▶ [What needs to be done]:
All of the material below is to be restated word for word, apart from the pictures.

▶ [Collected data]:
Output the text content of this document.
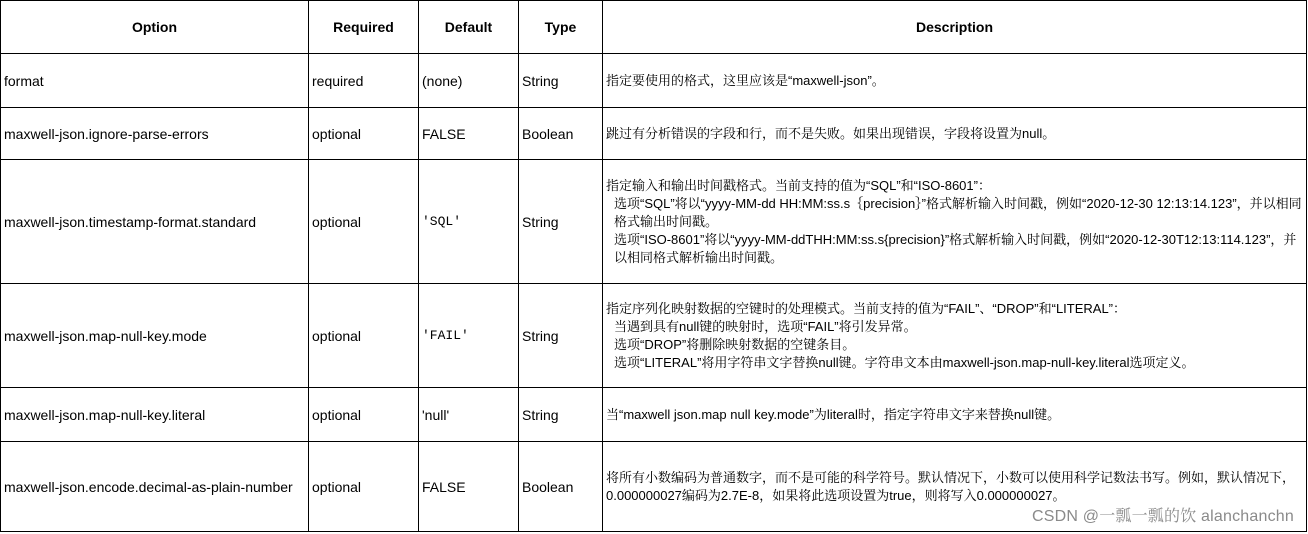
Option	Required	Default	Type	Description
format	required	(none)	String	指定要使用的格式，这里应该是“maxwell-json”。

maxwell-json.ignore-parse-errors	optional	FALSE	Boolean	跳过有分析错误的字段和行，而不是失败。如果出现错误，字段将设置为null。

maxwell-json.timestamp-format.standard	optional	'SQL'	String	指定输入和输出时间戳格式。当前支持的值为“SQL”和“ISO-8601”：
选项“SQL”将以“yyyy-MM-dd HH:MM:ss.s｛precision｝”格式解析输入时间戳，例如“2020-12-30 12:13:14.123”，并以相同格式输出时间戳。
选项“ISO-8601”将以“yyyy-MM-ddTHH:MM:ss.s{precision}”格式解析输入时间戳，例如“2020-12-30T12:13:114.123”，并以相同格式解析输出时间戳。

maxwell-json.map-null-key.mode	optional	'FAIL'	String	指定序列化映射数据的空键时的处理模式。当前支持的值为“FAIL”、“DROP”和“LITERAL”：
当遇到具有null键的映射时，选项“FAIL”将引发异常。
选项“DROP”将删除映射数据的空键条目。
选项“LITERAL”将用字符串文字替换null键。字符串文本由maxwell-json.map-null-key.literal选项定义。

maxwell-json.map-null-key.literal	optional	'null'	String	当“maxwell json.map null key.mode”为literal时，指定字符串文字来替换null键。

maxwell-json.encode.decimal-as-plain-number	optional	FALSE	Boolean	将所有小数编码为普通数字，而不是可能的科学符号。默认情况下，小数可以使用科学记数法书写。例如，默认情况下，0.000000027编码为2.7E-8，如果将此选项设置为true，则将写入0.000000027。
CSDN @一瓢一瓢的饮 alanchanchn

▶ [Output for this exercise]:
Output the text content of this document.
Option	Required	Default	Type	Description
format	required	(none)	String	指定要使用的格式，这里应该是“maxwell-json”。

maxwell-json.ignore-parse-errors	optional	FALSE	Boolean	跳过有分析错误的字段和行，而不是失败。如果出现错误，字段将设置为null。

maxwell-json.timestamp-format.standard	optional	'SQL'	String	指定输入和输出时间戳格式。当前支持的值为“SQL”和“ISO-8601”：
选项“SQL”将以“yyyy-MM-dd HH:MM:ss.s｛precision｝”格式解析输入时间戳，例如“2020-12-30 12:13:14.123”，并以相同格式输出时间戳。
选项“ISO-8601”将以“yyyy-MM-ddTHH:MM:ss.s{precision}”格式解析输入时间戳，例如“2020-12-30T12:13:114.123”，并以相同格式解析输出时间戳。

maxwell-json.map-null-key.mode	optional	'FAIL'	String	指定序列化映射数据的空键时的处理模式。当前支持的值为“FAIL”、“DROP”和“LITERAL”：
当遇到具有null键的映射时，选项“FAIL”将引发异常。
选项“DROP”将删除映射数据的空键条目。
选项“LITERAL”将用字符串文字替换null键。字符串文本由maxwell-json.map-null-key.literal选项定义。

maxwell-json.map-null-key.literal	optional	'null'	String	当“maxwell json.map null key.mode”为literal时，指定字符串文字来替换null键。

maxwell-json.encode.decimal-as-plain-number	optional	FALSE	Boolean	将所有小数编码为普通数字，而不是可能的科学符号。默认情况下，小数可以使用科学记数法书写。例如，默认情况下，0.000000027编码为2.7E-8，如果将此选项设置为true，则将写入0.000000027。
CSDN @一瓢一瓢的饮 alanchanchn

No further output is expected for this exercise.